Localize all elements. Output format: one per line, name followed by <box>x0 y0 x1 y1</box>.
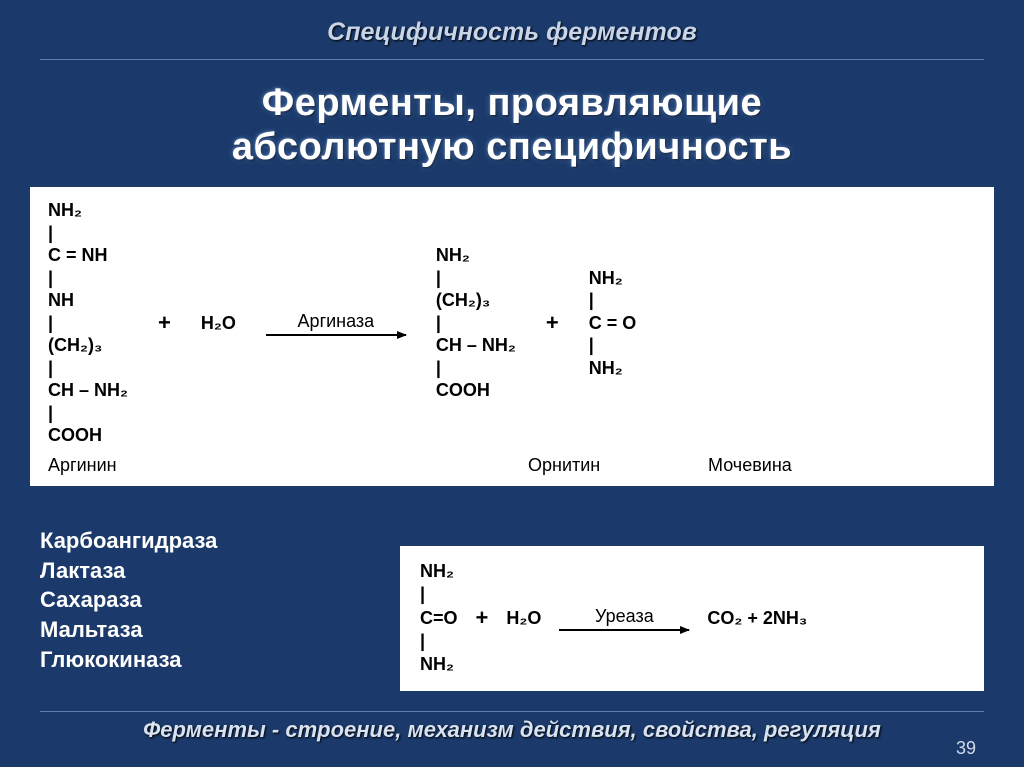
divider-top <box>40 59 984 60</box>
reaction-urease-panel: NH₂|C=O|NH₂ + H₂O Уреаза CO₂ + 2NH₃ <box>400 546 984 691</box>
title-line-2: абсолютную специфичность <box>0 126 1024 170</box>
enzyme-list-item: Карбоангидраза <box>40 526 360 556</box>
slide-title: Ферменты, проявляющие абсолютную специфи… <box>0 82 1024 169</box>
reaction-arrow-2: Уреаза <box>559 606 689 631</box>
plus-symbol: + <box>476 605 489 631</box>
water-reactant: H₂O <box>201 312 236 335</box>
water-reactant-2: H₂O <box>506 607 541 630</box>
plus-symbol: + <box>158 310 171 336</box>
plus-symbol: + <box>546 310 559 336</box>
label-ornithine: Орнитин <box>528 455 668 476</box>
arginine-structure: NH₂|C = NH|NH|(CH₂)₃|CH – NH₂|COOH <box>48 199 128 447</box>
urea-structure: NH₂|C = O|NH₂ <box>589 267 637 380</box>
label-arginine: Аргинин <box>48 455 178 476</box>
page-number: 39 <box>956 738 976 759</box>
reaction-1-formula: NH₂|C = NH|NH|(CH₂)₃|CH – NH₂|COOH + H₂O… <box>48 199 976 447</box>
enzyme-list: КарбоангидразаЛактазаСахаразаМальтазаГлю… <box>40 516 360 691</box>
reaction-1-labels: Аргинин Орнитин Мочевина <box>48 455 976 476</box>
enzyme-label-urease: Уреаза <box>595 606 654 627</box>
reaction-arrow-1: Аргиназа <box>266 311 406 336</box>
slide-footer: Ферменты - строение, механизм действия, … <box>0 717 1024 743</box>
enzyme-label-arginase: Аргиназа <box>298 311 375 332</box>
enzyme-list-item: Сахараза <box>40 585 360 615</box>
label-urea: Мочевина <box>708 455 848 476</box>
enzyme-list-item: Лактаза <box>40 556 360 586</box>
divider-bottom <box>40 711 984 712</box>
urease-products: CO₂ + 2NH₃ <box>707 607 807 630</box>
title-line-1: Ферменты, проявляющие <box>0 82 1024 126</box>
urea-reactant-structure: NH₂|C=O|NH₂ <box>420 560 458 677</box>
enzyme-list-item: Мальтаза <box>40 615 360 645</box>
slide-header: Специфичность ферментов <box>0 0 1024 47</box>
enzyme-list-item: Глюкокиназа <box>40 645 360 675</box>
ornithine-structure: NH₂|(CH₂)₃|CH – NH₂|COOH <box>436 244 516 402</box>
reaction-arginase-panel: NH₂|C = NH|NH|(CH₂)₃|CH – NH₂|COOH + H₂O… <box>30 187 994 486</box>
┄┄┄┄┄┄┄┄┄┄┄┄┄┄┄┄┄┄┄┄
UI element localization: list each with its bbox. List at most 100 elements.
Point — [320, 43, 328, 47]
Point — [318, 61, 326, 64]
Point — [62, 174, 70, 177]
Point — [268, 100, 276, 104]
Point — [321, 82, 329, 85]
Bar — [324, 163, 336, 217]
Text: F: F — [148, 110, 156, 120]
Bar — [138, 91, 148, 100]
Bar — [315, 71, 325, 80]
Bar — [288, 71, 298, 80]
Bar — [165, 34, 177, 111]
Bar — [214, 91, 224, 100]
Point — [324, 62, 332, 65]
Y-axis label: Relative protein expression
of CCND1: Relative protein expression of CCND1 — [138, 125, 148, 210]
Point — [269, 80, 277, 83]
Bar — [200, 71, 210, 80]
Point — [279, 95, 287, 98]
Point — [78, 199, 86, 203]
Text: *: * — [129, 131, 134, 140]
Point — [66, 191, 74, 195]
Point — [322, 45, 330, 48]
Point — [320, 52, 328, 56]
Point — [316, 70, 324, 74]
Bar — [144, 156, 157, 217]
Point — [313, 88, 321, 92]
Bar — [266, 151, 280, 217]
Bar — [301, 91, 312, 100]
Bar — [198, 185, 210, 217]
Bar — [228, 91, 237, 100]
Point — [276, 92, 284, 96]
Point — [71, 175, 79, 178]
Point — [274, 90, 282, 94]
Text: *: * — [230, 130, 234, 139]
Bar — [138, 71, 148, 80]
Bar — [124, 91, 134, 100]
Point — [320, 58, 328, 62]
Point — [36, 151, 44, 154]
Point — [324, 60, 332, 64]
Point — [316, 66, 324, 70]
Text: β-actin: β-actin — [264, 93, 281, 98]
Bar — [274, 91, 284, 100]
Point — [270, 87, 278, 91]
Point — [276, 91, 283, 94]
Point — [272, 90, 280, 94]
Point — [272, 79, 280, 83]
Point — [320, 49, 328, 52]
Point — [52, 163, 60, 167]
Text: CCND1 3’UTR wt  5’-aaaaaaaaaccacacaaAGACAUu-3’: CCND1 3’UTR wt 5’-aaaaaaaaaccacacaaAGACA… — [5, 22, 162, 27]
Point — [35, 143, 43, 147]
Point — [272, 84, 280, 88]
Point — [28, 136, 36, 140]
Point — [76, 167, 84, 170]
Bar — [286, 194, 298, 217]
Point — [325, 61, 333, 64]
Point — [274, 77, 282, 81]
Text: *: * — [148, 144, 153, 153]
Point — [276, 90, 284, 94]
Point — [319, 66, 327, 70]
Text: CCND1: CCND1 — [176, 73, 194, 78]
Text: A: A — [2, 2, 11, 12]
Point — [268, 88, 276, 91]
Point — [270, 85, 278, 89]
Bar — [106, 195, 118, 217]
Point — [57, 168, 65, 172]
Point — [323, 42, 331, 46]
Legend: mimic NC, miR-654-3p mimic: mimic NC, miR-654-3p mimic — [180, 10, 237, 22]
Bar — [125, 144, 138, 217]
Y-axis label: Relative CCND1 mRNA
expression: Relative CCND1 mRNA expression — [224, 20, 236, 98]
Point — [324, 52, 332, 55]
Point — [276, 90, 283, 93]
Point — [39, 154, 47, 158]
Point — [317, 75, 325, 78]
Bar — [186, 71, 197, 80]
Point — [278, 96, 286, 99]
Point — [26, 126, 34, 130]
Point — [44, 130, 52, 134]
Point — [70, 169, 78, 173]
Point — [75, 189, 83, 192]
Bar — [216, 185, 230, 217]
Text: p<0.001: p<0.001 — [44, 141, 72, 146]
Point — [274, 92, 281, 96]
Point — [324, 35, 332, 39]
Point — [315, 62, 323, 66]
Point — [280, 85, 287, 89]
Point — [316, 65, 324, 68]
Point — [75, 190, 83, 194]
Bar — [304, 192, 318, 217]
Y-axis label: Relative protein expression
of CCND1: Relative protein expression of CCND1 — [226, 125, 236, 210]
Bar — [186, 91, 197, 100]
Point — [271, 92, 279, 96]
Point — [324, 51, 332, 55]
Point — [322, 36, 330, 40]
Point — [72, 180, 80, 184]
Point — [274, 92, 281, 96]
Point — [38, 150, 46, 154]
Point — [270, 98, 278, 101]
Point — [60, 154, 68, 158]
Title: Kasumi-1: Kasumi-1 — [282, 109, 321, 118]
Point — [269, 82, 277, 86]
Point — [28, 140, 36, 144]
┄┄┄┄┄┄┄┄┄┄┄┄┄┄┄┄┄┄┄┄
### WORK INSTRUCTIONS
Please count the lines above that contain the string "Ферменты" and reply with the number alone.

### TASK OUTPUT
3